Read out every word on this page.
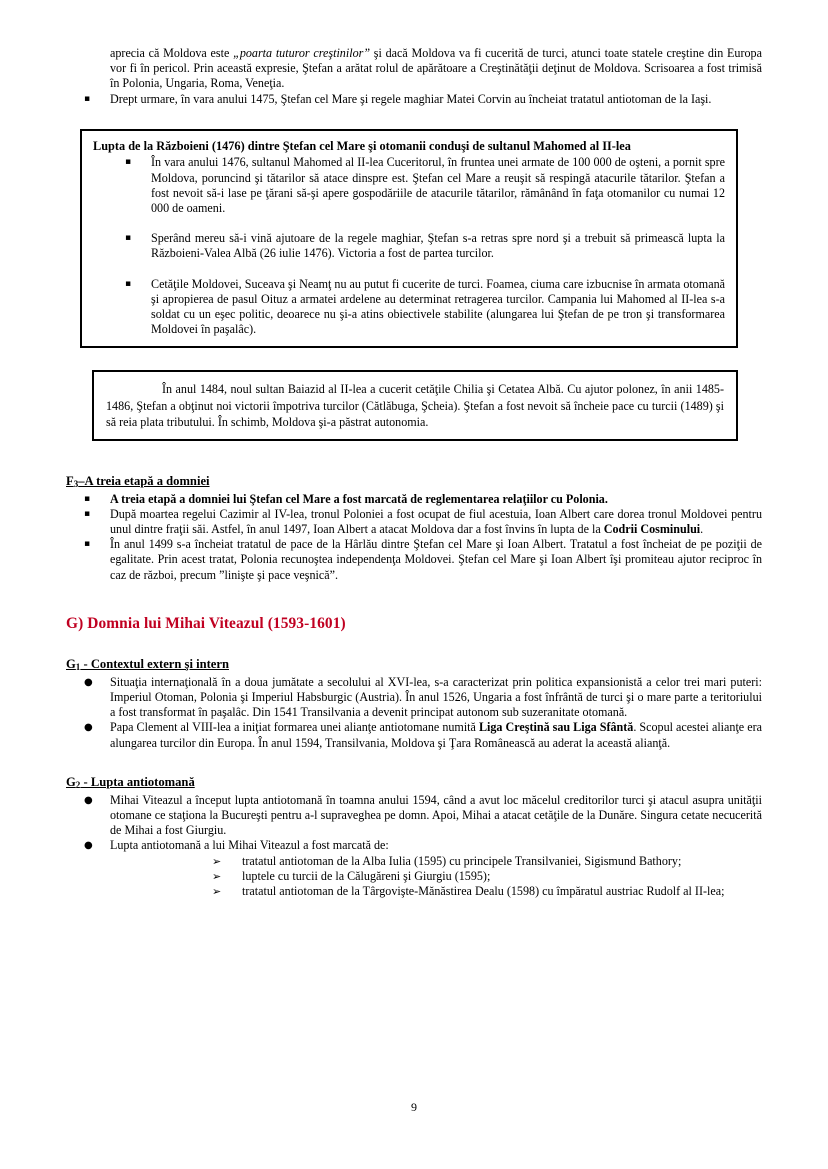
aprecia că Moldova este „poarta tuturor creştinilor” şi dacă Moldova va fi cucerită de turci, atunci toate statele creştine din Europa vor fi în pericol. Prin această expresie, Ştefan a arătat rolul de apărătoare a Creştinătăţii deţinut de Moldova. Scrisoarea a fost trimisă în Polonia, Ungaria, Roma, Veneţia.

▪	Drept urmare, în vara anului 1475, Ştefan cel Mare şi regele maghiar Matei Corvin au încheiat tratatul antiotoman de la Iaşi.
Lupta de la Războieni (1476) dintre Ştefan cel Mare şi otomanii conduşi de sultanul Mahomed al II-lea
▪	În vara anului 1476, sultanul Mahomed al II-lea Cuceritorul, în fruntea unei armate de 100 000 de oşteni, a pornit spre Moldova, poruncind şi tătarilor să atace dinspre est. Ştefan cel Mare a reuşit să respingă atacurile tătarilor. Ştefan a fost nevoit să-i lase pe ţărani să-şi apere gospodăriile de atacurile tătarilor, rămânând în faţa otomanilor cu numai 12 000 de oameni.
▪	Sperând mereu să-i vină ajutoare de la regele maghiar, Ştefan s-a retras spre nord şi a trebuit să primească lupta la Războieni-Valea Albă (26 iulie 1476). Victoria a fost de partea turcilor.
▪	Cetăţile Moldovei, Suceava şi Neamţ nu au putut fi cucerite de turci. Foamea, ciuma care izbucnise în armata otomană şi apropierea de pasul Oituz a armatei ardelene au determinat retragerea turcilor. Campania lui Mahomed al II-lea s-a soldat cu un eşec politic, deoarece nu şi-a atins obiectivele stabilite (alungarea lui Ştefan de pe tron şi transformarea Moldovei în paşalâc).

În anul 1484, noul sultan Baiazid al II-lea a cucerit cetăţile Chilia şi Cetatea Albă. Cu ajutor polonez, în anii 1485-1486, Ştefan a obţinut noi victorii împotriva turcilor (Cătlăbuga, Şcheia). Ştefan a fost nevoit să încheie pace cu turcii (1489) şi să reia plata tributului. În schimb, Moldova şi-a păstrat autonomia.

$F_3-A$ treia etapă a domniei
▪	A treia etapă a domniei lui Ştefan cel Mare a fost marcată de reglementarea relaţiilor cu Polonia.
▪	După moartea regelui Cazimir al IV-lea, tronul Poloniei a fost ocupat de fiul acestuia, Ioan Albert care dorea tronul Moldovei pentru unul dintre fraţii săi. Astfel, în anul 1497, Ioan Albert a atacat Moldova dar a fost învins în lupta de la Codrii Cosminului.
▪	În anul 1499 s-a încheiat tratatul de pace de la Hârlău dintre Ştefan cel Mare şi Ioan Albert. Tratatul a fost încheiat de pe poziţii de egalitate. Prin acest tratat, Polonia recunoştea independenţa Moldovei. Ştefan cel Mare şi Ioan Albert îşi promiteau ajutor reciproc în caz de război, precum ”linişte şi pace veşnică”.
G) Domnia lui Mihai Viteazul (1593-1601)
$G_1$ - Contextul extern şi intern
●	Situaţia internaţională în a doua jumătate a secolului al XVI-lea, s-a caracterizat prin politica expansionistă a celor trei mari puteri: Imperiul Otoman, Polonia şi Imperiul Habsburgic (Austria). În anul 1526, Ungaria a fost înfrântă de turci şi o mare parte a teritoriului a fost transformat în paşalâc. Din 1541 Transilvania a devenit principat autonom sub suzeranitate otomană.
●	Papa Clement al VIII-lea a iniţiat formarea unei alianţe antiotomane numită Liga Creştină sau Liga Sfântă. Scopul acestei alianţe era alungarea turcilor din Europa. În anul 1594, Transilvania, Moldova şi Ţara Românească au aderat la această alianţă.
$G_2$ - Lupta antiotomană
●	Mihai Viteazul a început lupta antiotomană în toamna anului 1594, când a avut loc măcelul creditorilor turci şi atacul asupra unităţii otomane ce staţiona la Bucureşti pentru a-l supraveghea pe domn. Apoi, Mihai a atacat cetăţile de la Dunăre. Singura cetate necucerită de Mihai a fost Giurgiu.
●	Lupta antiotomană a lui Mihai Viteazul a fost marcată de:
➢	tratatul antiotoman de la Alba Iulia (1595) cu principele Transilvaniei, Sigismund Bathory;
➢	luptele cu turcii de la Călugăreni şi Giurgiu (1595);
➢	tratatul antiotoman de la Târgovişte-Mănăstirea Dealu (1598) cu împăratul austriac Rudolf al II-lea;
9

****************

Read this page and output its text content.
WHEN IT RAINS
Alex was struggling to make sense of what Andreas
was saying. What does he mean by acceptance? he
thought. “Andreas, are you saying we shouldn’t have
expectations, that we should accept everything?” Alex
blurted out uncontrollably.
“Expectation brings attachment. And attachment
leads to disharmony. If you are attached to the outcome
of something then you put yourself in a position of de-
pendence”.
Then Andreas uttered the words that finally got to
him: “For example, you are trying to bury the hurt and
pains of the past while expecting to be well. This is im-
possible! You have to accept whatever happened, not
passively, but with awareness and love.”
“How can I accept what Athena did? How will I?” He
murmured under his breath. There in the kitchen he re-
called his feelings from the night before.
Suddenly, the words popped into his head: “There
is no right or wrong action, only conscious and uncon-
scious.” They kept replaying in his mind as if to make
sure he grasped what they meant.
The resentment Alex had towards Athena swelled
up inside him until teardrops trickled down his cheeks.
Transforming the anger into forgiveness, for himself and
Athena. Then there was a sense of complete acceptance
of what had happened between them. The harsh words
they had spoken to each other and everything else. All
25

****************

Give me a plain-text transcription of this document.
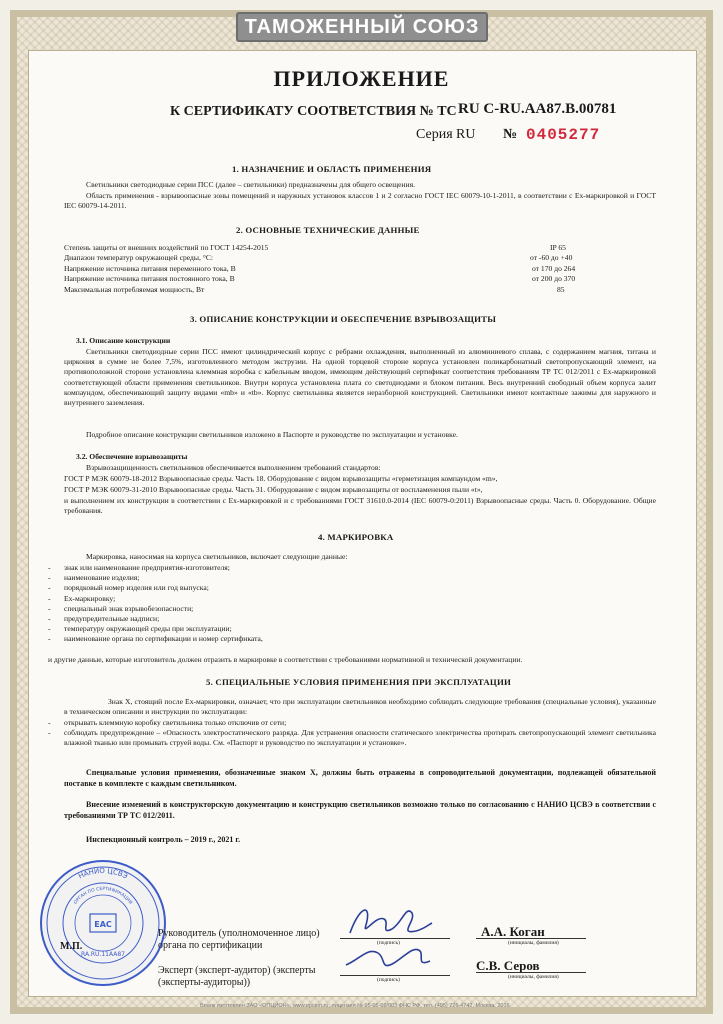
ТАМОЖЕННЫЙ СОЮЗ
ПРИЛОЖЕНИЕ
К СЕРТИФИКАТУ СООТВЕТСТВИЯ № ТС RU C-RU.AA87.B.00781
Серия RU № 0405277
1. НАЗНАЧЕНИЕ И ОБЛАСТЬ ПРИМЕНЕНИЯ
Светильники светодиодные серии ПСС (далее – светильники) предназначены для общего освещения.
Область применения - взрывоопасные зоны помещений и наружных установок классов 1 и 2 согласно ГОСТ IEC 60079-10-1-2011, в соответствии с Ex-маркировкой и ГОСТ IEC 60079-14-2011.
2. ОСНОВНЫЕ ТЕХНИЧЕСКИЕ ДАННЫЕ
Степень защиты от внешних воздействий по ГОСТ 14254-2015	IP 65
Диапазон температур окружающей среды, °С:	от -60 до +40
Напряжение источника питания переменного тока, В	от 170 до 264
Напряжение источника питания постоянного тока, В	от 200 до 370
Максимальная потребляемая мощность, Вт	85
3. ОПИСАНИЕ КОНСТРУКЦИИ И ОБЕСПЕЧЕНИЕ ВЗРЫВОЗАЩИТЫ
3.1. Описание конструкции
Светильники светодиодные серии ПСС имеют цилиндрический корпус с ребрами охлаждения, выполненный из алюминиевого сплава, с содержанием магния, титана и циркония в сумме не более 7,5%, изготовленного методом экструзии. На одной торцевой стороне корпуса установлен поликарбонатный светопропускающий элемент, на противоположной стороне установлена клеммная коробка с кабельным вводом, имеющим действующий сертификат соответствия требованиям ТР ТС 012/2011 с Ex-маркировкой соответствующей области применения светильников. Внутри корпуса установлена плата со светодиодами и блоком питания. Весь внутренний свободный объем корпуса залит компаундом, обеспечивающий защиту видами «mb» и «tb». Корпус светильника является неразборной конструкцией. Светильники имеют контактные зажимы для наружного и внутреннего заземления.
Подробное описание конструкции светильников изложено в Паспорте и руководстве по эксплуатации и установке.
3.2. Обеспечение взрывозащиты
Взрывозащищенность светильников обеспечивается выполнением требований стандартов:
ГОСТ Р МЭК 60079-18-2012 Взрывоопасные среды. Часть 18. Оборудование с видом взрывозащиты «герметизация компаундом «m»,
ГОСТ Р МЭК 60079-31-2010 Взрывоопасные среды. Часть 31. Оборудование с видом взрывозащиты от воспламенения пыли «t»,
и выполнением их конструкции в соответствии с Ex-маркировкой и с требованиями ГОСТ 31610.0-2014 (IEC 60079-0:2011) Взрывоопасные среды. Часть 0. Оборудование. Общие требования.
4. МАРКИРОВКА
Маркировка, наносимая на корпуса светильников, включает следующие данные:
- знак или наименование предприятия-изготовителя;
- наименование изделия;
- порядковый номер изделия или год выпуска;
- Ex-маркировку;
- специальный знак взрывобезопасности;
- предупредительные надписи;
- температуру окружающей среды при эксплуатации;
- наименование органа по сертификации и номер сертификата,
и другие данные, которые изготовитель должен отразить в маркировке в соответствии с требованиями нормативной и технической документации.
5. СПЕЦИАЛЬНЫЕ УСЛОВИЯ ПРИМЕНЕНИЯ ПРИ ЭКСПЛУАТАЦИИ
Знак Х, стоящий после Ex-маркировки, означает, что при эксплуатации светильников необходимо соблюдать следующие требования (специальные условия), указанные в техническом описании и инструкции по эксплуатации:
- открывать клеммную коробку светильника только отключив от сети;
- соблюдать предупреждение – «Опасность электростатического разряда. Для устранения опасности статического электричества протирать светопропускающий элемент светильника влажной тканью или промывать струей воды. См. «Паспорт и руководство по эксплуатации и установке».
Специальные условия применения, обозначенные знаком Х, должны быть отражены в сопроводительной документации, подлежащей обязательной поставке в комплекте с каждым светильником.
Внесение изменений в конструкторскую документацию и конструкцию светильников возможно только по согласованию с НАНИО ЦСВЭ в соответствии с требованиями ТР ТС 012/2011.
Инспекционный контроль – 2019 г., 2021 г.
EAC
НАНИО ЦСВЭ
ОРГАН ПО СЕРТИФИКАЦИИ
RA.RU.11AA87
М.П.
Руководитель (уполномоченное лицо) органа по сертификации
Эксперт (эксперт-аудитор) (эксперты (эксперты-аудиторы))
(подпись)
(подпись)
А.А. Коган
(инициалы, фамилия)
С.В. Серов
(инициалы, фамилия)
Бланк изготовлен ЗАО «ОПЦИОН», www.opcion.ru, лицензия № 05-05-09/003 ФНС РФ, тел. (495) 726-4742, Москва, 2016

****************

## WORK TO DO
Return each line among the entries that holds the word "saying".

## SOLUTION TO THIS TASK
was saying. What does he mean by acceptance? he
thought. “Andreas, are you saying we shouldn’t have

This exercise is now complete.